Supplied material =
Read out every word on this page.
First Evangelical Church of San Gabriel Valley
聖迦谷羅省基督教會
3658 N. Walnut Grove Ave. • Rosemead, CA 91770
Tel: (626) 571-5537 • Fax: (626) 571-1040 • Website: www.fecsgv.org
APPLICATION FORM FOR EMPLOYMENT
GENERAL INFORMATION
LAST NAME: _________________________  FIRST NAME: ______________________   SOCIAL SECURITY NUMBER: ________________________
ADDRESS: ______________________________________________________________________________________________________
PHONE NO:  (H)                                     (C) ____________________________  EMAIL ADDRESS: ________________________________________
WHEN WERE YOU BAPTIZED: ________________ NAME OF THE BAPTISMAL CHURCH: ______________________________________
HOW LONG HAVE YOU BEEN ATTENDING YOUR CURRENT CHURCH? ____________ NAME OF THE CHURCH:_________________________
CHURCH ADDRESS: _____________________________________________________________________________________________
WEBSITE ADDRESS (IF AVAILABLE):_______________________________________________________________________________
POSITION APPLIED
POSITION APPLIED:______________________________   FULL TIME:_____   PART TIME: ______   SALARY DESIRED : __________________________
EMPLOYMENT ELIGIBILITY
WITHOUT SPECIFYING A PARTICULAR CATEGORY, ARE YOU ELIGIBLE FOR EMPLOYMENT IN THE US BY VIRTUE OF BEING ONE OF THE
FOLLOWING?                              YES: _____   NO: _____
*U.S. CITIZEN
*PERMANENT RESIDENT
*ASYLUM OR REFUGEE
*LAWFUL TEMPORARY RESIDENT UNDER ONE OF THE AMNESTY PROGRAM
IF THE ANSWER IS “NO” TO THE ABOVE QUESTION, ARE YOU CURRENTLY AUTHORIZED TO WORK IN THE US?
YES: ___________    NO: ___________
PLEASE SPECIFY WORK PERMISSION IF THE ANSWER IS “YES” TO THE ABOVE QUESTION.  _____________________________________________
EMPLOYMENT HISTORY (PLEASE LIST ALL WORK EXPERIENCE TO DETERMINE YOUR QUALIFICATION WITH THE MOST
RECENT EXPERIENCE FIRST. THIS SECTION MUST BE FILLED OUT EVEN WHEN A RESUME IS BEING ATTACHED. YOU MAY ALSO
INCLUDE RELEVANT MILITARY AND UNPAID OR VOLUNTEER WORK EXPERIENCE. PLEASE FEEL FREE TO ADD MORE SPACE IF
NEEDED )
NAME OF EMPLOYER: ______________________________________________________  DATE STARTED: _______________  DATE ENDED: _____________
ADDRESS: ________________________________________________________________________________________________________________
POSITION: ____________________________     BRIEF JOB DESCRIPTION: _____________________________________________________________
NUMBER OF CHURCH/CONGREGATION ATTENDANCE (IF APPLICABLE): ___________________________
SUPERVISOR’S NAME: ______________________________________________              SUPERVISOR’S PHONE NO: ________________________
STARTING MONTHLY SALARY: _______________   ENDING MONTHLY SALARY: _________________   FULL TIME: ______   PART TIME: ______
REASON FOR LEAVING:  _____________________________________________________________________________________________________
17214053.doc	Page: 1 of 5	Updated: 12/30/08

What to produce = Reproduce the listing in full. Keep it exactly as written.

Correct output =
Read out every word on this page.
First Evangelical Church of San Gabriel Valley
聖迦谷羅省基督教會
3658 N. Walnut Grove Ave. • Rosemead, CA 91770
Tel: (626) 571-5537 • Fax: (626) 571-1040 • Website: www.fecsgv.org
APPLICATION FORM FOR EMPLOYMENT
GENERAL INFORMATION
LAST NAME: _________________________  FIRST NAME: ______________________   SOCIAL SECURITY NUMBER: ________________________
ADDRESS: ______________________________________________________________________________________________________
PHONE NO:  (H)                                     (C) ____________________________  EMAIL ADDRESS: ________________________________________
WHEN WERE YOU BAPTIZED: ________________ NAME OF THE BAPTISMAL CHURCH: ______________________________________
HOW LONG HAVE YOU BEEN ATTENDING YOUR CURRENT CHURCH? ____________ NAME OF THE CHURCH:_________________________
CHURCH ADDRESS: _____________________________________________________________________________________________
WEBSITE ADDRESS (IF AVAILABLE):_______________________________________________________________________________
POSITION APPLIED
POSITION APPLIED:______________________________   FULL TIME:_____   PART TIME: ______   SALARY DESIRED : __________________________
EMPLOYMENT ELIGIBILITY
WITHOUT SPECIFYING A PARTICULAR CATEGORY, ARE YOU ELIGIBLE FOR EMPLOYMENT IN THE US BY VIRTUE OF BEING ONE OF THE
FOLLOWING?                              YES: _____   NO: _____
*U.S. CITIZEN
*PERMANENT RESIDENT
*ASYLUM OR REFUGEE
*LAWFUL TEMPORARY RESIDENT UNDER ONE OF THE AMNESTY PROGRAM
IF THE ANSWER IS “NO” TO THE ABOVE QUESTION, ARE YOU CURRENTLY AUTHORIZED TO WORK IN THE US?
YES: ___________    NO: ___________
PLEASE SPECIFY WORK PERMISSION IF THE ANSWER IS “YES” TO THE ABOVE QUESTION.  _____________________________________________
EMPLOYMENT HISTORY (PLEASE LIST ALL WORK EXPERIENCE TO DETERMINE YOUR QUALIFICATION WITH THE MOST
RECENT EXPERIENCE FIRST. THIS SECTION MUST BE FILLED OUT EVEN WHEN A RESUME IS BEING ATTACHED. YOU MAY ALSO
INCLUDE RELEVANT MILITARY AND UNPAID OR VOLUNTEER WORK EXPERIENCE. PLEASE FEEL FREE TO ADD MORE SPACE IF
NEEDED )
NAME OF EMPLOYER: ______________________________________________________  DATE STARTED: _______________  DATE ENDED: _____________
ADDRESS: ________________________________________________________________________________________________________________
POSITION: ____________________________     BRIEF JOB DESCRIPTION: _____________________________________________________________
NUMBER OF CHURCH/CONGREGATION ATTENDANCE (IF APPLICABLE): ___________________________
SUPERVISOR’S NAME: ______________________________________________              SUPERVISOR’S PHONE NO: ________________________
STARTING MONTHLY SALARY: _______________   ENDING MONTHLY SALARY: _________________   FULL TIME: ______   PART TIME: ______
REASON FOR LEAVING:  _____________________________________________________________________________________________________
17214053.doc	Page: 1 of 5	Updated: 12/30/08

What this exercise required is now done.